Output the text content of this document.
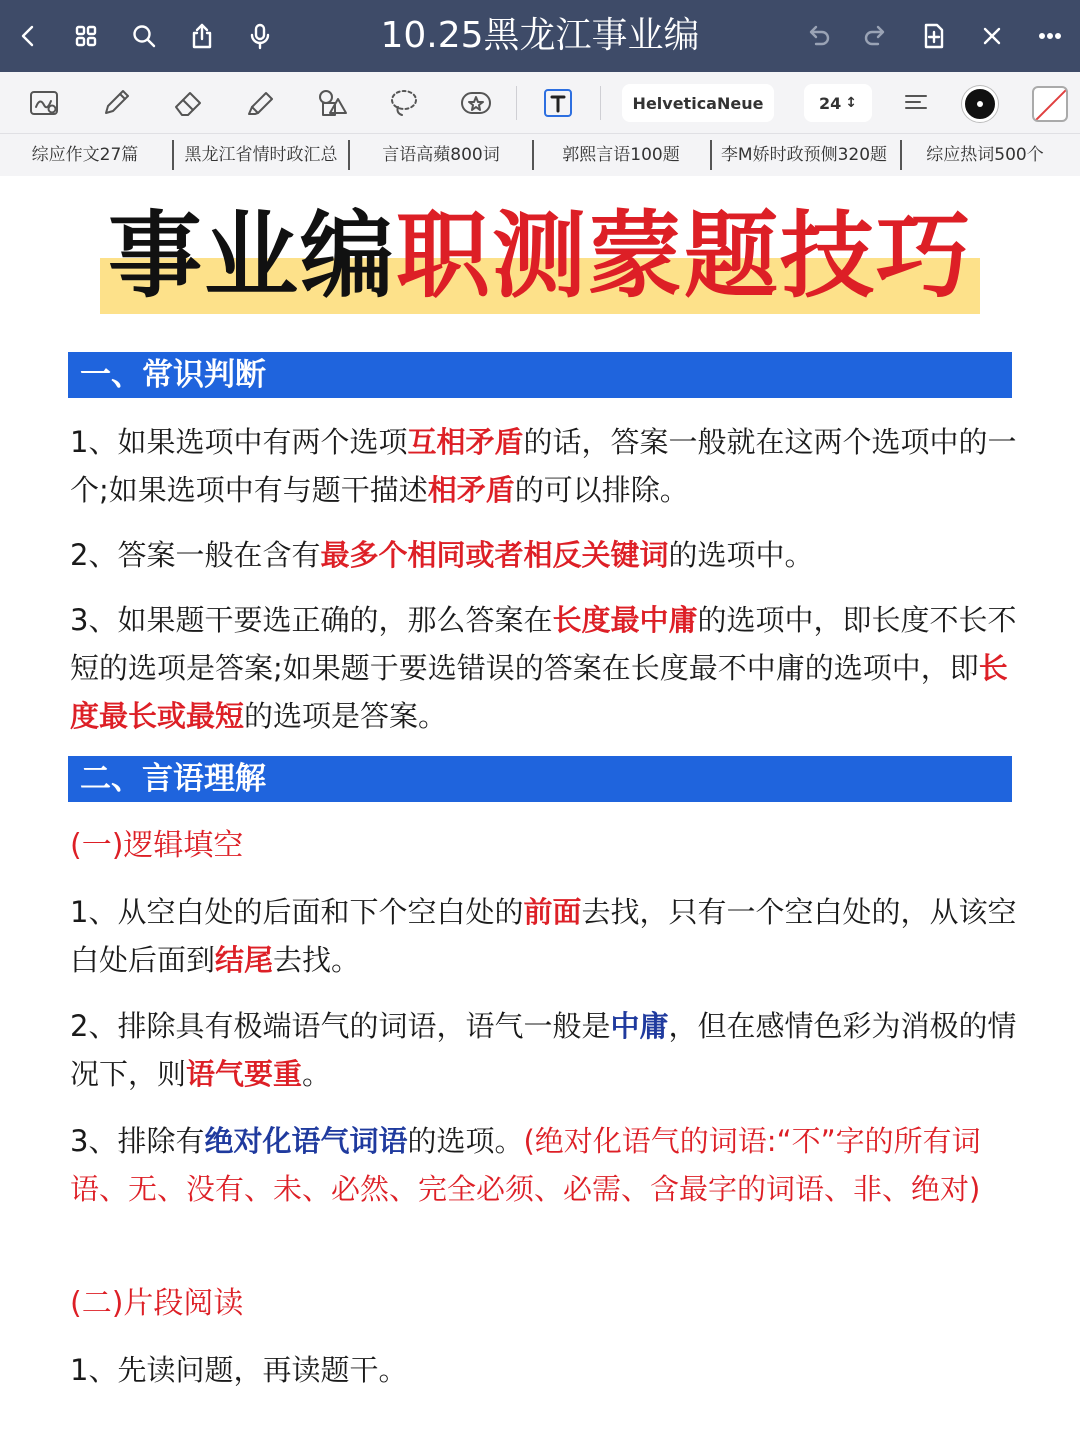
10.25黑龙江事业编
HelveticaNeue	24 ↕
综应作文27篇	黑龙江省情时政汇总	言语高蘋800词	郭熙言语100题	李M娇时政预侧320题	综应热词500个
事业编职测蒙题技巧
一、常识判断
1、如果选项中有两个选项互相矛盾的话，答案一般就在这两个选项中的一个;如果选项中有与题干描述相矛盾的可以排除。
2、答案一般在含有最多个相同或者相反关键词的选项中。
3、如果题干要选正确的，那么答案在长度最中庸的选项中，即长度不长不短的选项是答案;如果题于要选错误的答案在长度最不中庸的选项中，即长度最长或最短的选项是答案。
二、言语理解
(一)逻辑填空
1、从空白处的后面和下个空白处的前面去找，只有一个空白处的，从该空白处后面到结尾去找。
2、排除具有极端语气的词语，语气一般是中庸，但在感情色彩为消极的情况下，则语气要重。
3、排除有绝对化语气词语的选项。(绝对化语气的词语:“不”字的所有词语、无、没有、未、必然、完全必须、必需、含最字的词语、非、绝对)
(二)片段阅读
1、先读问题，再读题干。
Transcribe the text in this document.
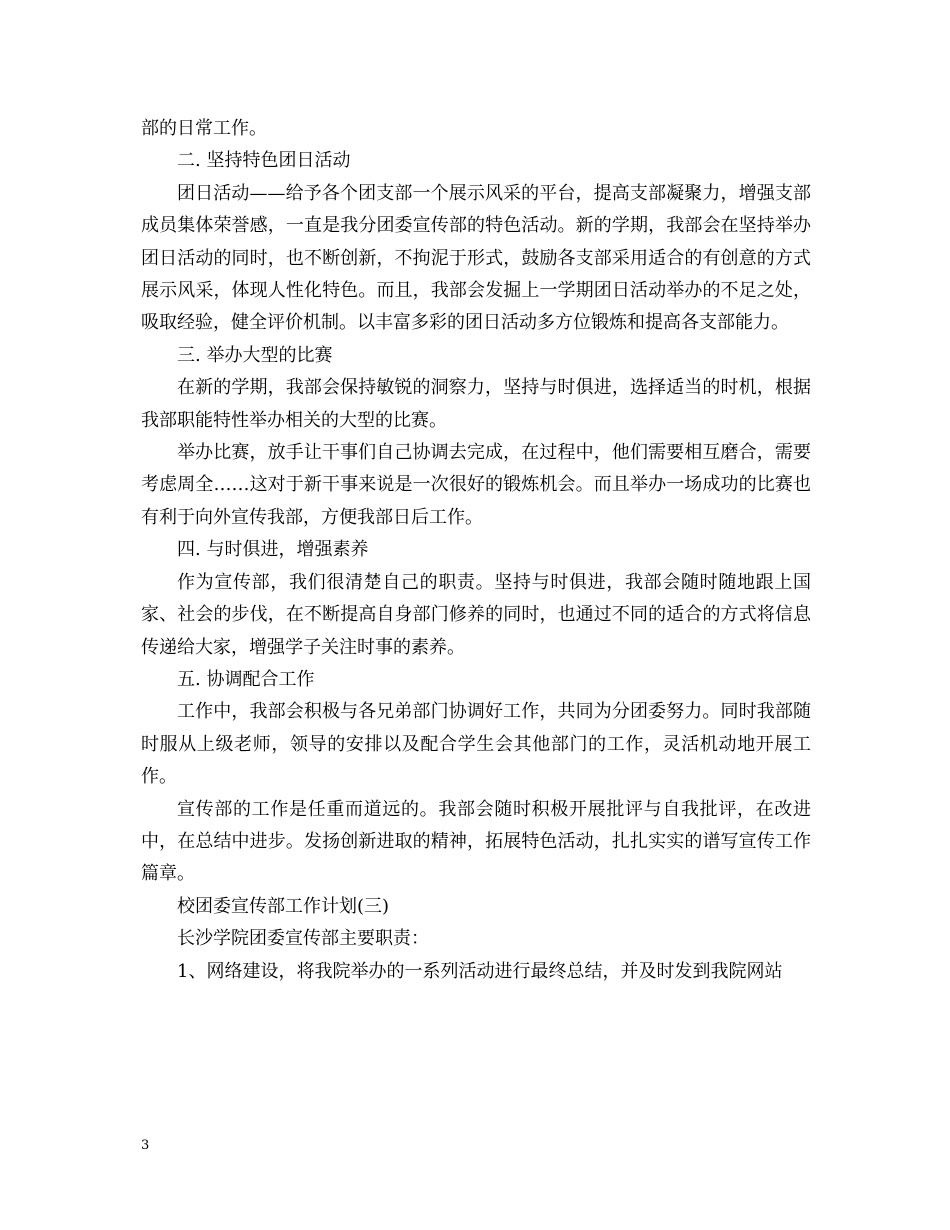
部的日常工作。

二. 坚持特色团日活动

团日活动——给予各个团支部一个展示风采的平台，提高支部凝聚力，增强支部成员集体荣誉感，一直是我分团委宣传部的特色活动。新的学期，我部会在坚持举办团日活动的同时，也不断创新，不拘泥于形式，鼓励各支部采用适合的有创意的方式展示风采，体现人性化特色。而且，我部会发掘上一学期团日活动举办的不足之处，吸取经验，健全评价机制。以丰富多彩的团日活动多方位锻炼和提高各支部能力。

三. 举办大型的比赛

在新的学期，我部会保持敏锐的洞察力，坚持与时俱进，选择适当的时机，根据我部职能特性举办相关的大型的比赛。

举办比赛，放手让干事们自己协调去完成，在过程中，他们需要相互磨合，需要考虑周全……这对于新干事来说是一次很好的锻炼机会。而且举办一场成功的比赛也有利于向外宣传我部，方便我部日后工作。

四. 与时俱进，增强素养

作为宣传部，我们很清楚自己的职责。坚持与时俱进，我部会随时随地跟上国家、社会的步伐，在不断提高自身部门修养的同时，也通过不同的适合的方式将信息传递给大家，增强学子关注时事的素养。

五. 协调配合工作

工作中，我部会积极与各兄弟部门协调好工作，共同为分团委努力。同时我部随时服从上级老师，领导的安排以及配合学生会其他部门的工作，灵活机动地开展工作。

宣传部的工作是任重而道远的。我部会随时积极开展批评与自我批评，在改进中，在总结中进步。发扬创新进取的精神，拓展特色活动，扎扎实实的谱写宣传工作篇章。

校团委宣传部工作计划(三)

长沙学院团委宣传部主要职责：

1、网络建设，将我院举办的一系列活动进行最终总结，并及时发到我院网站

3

▸ **DIRECTIONS**:
All of the records above must be copied exactly, except for the pictures.

▸ **SOLUTION TO THIS PROBLEM**:
Output the text content of this document.
10.25黑龙江事业编
HelveticaNeue	24 ↕
综应作文27篇	黑龙江省情时政汇总	言语高蘋800词	郭熙言语100题	李M娇时政预侧320题	综应热词500个
事业编职测蒙题技巧
一、常识判断
1、如果选项中有两个选项互相矛盾的话，答案一般就在这两个选项中的一个;如果选项中有与题干描述相矛盾的可以排除。
2、答案一般在含有最多个相同或者相反关键词的选项中。
3、如果题干要选正确的，那么答案在长度最中庸的选项中，即长度不长不短的选项是答案;如果题于要选错误的答案在长度最不中庸的选项中，即长度最长或最短的选项是答案。
二、言语理解
(一)逻辑填空
1、从空白处的后面和下个空白处的前面去找，只有一个空白处的，从该空白处后面到结尾去找。
2、排除具有极端语气的词语，语气一般是中庸，但在感情色彩为消极的情况下，则语气要重。
3、排除有绝对化语气词语的选项。(绝对化语气的词语:“不”字的所有词语、无、没有、未、必然、完全必须、必需、含最字的词语、非、绝对)
(二)片段阅读
1、先读问题，再读题干。
Transcribe the text in this document.
部的日常工作。

二. 坚持特色团日活动

团日活动——给予各个团支部一个展示风采的平台，提高支部凝聚力，增强支部成员集体荣誉感，一直是我分团委宣传部的特色活动。新的学期，我部会在坚持举办团日活动的同时，也不断创新，不拘泥于形式，鼓励各支部采用适合的有创意的方式展示风采，体现人性化特色。而且，我部会发掘上一学期团日活动举办的不足之处，吸取经验，健全评价机制。以丰富多彩的团日活动多方位锻炼和提高各支部能力。

三. 举办大型的比赛

在新的学期，我部会保持敏锐的洞察力，坚持与时俱进，选择适当的时机，根据我部职能特性举办相关的大型的比赛。

举办比赛，放手让干事们自己协调去完成，在过程中，他们需要相互磨合，需要考虑周全……这对于新干事来说是一次很好的锻炼机会。而且举办一场成功的比赛也有利于向外宣传我部，方便我部日后工作。

四. 与时俱进，增强素养

作为宣传部，我们很清楚自己的职责。坚持与时俱进，我部会随时随地跟上国家、社会的步伐，在不断提高自身部门修养的同时，也通过不同的适合的方式将信息传递给大家，增强学子关注时事的素养。

五. 协调配合工作

工作中，我部会积极与各兄弟部门协调好工作，共同为分团委努力。同时我部随时服从上级老师，领导的安排以及配合学生会其他部门的工作，灵活机动地开展工作。

宣传部的工作是任重而道远的。我部会随时积极开展批评与自我批评，在改进中，在总结中进步。发扬创新进取的精神，拓展特色活动，扎扎实实的谱写宣传工作篇章。

校团委宣传部工作计划(三)

长沙学院团委宣传部主要职责：

1、网络建设，将我院举办的一系列活动进行最终总结，并及时发到我院网站

3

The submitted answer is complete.